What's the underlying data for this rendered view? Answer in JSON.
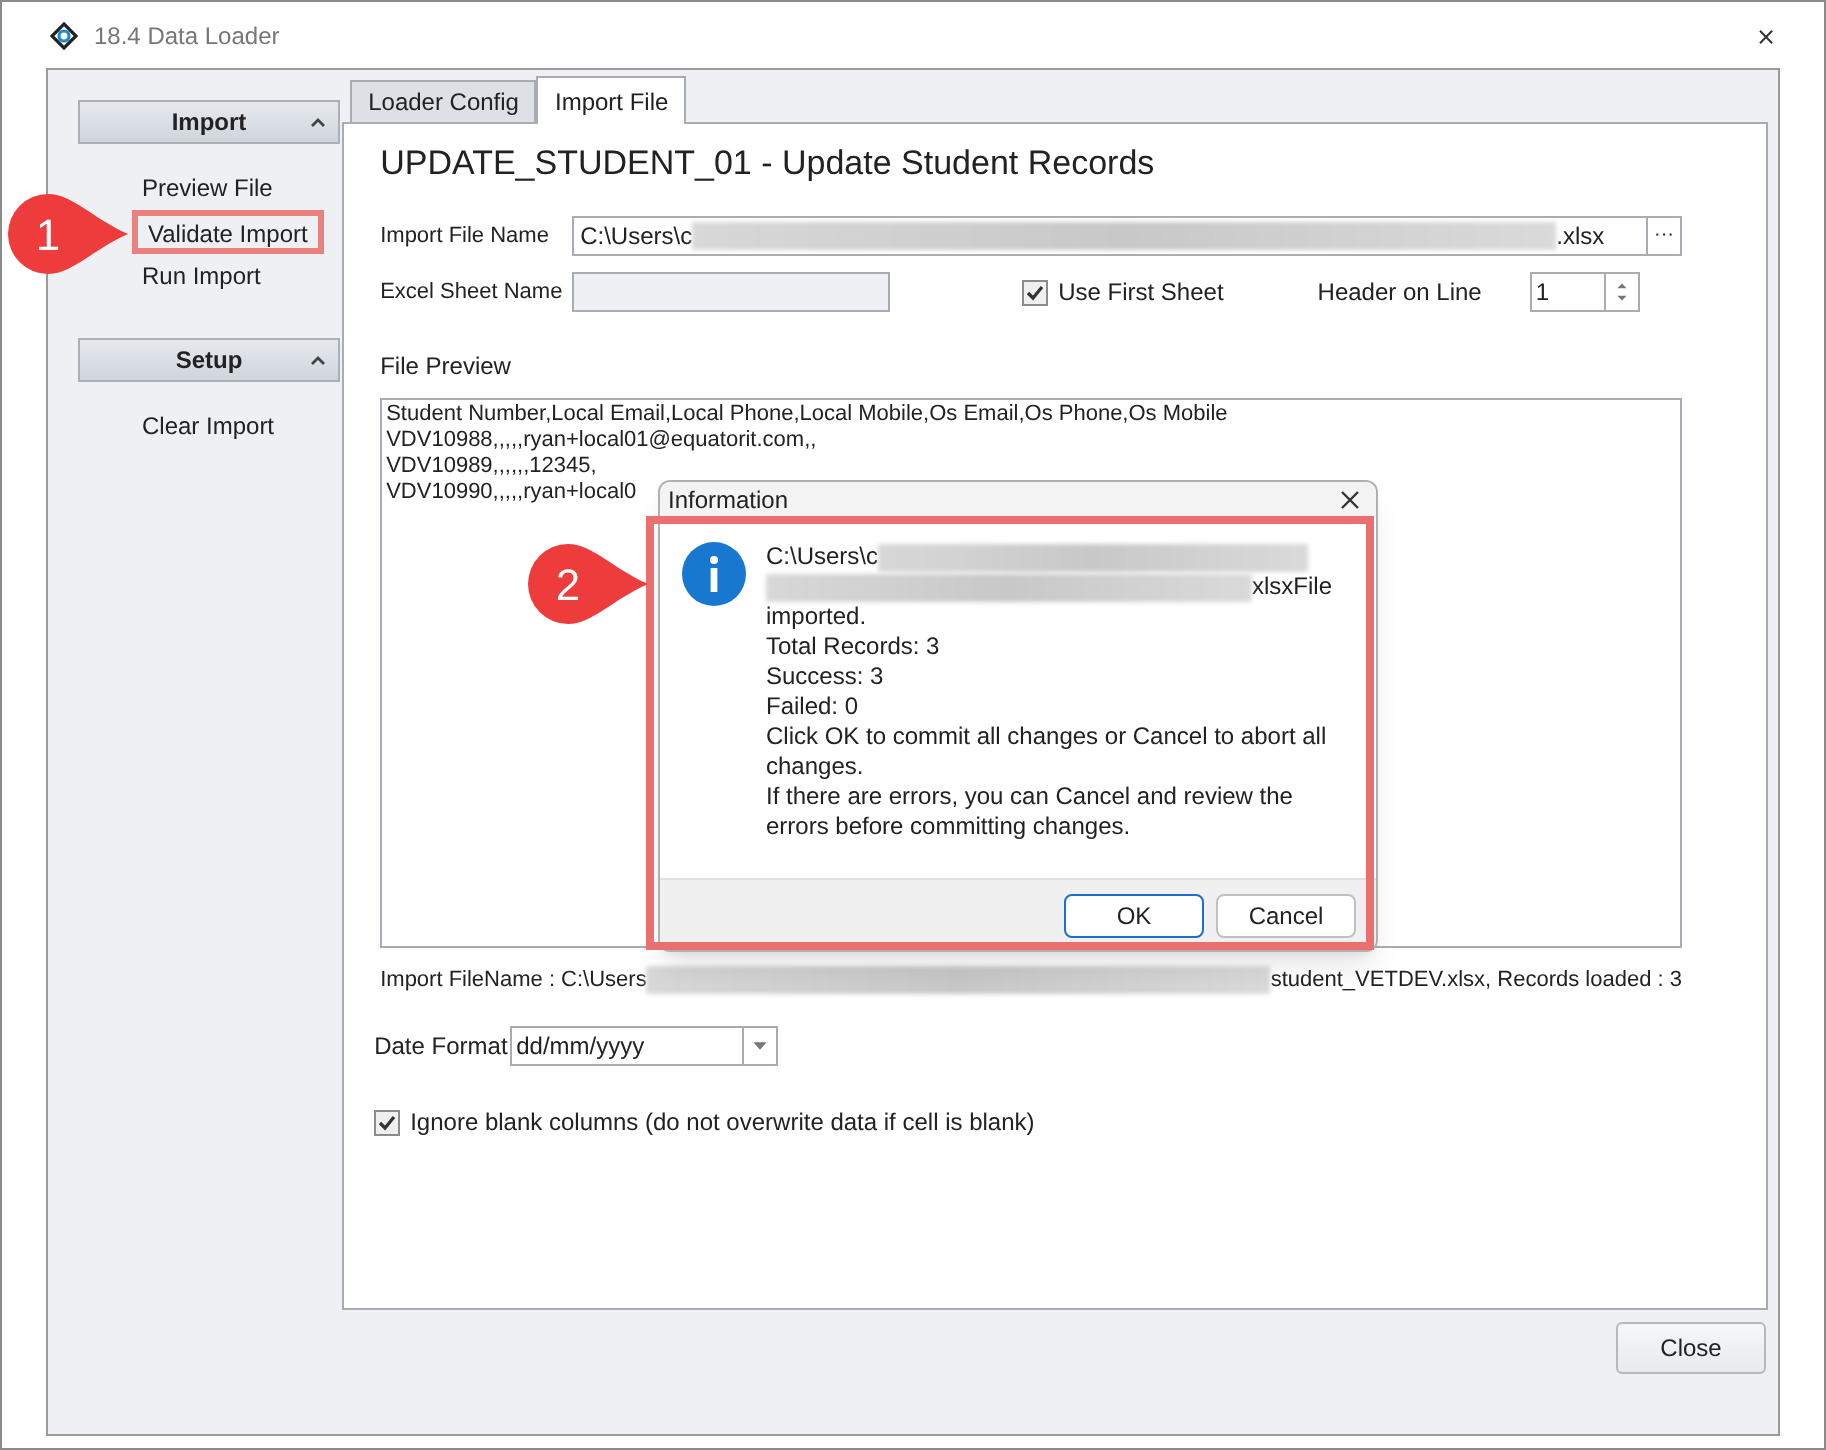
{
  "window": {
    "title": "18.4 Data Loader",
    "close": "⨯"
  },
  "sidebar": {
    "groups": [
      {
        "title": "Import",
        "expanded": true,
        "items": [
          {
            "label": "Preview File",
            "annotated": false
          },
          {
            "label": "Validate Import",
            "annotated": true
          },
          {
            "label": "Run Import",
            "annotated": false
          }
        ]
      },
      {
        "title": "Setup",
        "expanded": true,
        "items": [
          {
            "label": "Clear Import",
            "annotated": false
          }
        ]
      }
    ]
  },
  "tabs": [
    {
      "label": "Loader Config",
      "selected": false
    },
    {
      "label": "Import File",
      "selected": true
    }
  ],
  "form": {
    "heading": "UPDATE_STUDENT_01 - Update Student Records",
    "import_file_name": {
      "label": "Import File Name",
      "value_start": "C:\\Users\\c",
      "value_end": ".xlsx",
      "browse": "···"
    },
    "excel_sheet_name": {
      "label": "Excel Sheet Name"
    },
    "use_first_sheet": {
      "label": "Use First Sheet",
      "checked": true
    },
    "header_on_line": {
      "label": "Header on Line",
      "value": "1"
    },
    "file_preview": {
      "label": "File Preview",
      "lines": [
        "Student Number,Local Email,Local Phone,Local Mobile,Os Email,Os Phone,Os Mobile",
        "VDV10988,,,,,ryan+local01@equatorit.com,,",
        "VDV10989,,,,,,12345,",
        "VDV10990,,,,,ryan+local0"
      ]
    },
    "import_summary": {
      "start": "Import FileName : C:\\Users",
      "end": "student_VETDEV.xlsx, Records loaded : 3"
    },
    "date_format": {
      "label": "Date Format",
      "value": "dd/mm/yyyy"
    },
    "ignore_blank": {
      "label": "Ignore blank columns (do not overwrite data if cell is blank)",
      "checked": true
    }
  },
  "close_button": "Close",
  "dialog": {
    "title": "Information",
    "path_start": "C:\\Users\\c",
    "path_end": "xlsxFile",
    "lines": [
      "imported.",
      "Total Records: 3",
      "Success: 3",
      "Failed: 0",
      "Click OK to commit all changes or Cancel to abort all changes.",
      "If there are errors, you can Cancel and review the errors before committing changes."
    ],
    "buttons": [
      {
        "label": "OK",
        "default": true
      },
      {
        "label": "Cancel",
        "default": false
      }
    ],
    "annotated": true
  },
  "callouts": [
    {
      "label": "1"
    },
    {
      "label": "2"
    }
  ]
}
* * *
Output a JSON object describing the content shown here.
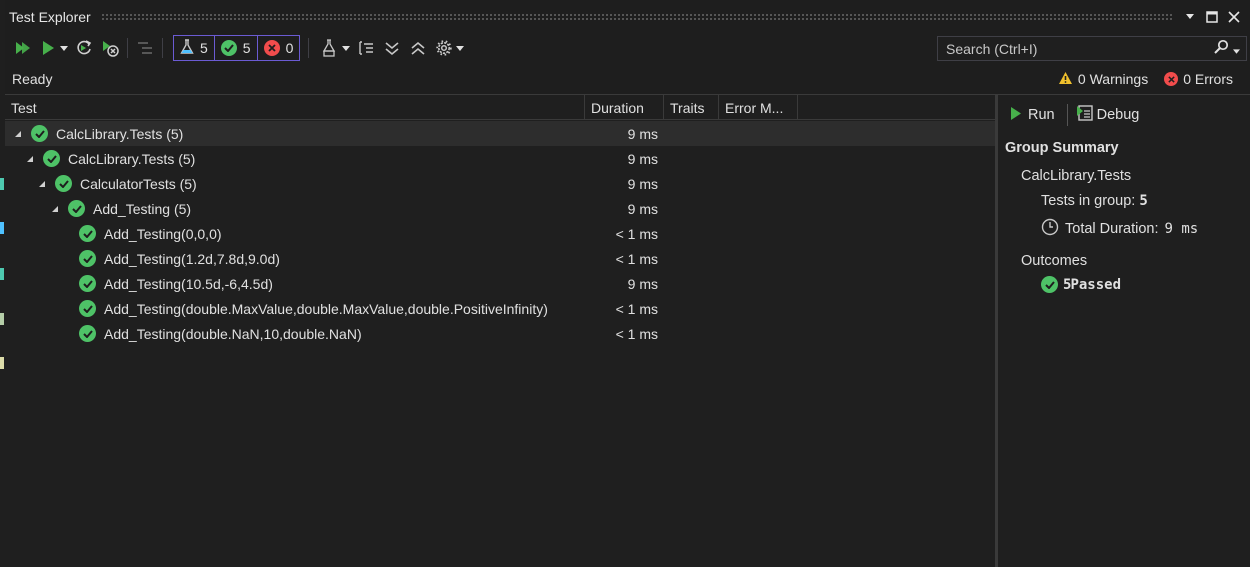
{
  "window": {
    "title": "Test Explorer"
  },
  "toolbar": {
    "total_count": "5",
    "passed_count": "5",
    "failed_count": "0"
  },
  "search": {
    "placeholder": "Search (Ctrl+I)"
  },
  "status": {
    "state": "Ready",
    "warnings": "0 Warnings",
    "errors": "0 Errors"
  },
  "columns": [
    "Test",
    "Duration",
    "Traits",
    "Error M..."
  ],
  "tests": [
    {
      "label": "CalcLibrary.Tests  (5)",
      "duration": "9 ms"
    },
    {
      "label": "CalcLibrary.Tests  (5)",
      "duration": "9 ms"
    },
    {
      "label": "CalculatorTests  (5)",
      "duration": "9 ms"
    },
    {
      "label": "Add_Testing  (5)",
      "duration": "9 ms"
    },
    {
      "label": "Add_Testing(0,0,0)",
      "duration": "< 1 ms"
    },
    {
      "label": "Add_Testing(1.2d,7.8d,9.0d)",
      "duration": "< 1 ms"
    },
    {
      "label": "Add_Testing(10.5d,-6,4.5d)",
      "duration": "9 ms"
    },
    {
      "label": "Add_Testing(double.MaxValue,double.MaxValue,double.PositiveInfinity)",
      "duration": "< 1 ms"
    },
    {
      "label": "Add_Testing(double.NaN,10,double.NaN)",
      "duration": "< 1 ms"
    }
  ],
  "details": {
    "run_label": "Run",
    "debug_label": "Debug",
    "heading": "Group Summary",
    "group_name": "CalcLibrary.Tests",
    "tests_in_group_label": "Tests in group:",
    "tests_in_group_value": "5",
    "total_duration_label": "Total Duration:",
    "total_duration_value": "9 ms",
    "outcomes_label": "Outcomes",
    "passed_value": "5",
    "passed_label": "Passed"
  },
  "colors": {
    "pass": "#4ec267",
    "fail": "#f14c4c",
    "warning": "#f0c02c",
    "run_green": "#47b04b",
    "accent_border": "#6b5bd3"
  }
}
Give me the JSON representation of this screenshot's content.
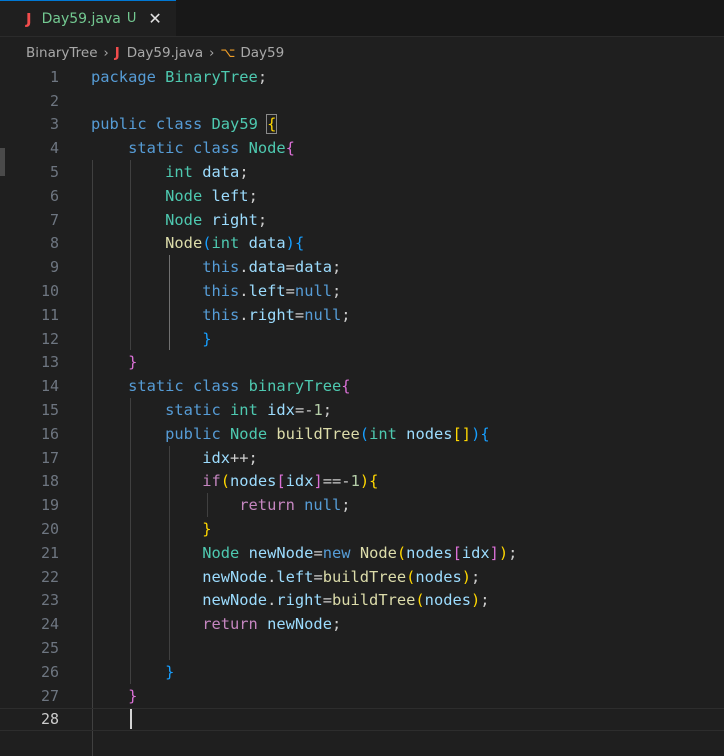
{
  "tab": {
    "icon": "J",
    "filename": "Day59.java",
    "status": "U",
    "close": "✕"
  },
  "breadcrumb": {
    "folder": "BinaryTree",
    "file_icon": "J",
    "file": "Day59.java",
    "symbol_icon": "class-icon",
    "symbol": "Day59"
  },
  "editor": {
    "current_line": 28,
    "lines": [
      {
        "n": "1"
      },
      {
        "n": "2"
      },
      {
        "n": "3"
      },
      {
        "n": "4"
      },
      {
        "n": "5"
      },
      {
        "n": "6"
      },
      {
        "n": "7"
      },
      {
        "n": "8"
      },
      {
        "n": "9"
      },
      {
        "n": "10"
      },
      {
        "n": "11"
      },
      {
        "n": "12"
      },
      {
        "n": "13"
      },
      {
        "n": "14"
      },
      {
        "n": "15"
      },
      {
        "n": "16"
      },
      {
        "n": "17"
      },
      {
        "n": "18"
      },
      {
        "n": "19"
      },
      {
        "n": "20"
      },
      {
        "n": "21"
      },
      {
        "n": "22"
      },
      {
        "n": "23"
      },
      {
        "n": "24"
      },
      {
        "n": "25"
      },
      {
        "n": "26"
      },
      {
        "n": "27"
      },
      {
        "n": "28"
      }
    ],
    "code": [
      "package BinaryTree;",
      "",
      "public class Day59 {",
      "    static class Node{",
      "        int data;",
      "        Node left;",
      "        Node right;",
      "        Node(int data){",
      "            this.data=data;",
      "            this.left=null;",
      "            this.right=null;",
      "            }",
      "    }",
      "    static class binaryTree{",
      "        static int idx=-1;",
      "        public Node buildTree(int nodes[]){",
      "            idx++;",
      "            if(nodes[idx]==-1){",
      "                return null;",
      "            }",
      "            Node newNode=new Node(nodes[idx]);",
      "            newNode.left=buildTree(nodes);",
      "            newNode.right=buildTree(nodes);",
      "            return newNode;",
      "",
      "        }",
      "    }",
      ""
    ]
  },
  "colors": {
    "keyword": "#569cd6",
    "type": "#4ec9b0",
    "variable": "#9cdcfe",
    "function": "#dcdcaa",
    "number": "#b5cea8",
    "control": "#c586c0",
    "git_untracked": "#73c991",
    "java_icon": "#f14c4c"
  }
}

What to do: Look for the word "changes" and return every line where it occurs.

Task output:
      "Click OK to commit all changes or Cancel to abort all changes.",
      "If there are errors, you can Cancel and review the errors before committing changes."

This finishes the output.